— DIRECTION —
Using the data below, tally the lines that include the string "selected". Only the number is wanted.

— TASK INPUTS —
>>
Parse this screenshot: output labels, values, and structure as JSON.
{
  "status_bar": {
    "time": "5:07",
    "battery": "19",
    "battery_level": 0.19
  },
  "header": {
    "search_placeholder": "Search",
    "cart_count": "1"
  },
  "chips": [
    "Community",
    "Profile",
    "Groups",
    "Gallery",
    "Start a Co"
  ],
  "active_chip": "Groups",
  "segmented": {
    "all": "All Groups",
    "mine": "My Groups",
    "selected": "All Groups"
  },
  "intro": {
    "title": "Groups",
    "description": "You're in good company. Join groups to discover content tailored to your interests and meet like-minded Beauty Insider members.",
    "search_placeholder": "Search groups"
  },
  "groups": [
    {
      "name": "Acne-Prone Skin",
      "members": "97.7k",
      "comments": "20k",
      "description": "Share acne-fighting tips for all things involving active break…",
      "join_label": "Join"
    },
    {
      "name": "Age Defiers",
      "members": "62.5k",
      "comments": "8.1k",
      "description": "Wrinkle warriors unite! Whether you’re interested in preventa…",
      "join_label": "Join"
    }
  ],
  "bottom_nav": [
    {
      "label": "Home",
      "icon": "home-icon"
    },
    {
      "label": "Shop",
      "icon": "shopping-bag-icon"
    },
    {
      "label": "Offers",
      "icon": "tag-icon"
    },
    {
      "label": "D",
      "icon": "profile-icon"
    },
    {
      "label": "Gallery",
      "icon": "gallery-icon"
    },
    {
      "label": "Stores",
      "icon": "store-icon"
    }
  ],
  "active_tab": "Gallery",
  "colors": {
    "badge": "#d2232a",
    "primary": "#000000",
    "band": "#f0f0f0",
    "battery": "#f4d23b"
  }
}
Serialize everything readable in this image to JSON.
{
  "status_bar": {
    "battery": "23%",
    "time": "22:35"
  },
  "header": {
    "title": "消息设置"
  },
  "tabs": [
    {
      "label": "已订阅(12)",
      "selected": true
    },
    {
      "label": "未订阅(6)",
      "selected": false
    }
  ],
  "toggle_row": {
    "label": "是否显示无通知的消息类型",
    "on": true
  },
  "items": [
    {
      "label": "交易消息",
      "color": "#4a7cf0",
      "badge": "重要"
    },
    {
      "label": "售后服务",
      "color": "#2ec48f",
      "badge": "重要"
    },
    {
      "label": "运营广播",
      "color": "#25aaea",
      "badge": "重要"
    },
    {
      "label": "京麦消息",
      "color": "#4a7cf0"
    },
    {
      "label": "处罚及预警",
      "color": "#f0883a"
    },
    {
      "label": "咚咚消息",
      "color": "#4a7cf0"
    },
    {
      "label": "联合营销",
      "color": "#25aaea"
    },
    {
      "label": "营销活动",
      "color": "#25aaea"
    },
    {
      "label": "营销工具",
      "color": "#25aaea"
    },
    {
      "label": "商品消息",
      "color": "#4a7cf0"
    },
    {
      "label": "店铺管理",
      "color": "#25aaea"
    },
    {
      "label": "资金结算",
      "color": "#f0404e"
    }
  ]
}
<<
— OUTPUT BELOW —
3